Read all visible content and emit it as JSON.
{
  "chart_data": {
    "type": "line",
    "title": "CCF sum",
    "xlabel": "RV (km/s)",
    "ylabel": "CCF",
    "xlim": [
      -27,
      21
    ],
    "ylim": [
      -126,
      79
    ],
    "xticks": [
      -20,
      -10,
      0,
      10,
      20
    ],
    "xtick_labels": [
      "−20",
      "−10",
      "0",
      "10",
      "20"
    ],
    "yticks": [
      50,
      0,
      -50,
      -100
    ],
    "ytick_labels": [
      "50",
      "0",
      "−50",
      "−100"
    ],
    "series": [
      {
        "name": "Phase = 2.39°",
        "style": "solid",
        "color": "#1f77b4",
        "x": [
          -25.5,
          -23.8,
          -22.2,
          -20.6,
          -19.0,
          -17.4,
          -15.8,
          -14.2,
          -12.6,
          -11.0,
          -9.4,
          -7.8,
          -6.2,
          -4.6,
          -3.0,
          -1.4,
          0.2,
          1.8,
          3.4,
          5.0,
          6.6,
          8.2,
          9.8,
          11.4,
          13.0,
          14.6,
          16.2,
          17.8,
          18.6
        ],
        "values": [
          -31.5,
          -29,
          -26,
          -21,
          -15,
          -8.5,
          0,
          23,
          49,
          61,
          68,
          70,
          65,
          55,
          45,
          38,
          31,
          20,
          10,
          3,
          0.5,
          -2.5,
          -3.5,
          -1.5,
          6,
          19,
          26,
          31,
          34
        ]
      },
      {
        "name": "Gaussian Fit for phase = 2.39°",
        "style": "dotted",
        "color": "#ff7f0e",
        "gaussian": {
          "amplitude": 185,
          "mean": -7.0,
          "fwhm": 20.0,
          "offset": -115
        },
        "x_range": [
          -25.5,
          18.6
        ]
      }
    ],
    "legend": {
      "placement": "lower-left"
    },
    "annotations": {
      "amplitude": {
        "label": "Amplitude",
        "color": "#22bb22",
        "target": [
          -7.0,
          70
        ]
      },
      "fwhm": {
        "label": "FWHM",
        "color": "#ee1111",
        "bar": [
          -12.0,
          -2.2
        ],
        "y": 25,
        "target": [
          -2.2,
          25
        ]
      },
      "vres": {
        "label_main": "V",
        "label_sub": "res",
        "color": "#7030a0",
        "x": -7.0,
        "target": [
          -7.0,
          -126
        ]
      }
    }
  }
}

• _REQUEST_
Each line that has the word "name" should be copied.

• _ANSWER TO THIS EXERCISE_
        "name": "Phase = 2.39°",
        "name": "Gaussian Fit for phase = 2.39°",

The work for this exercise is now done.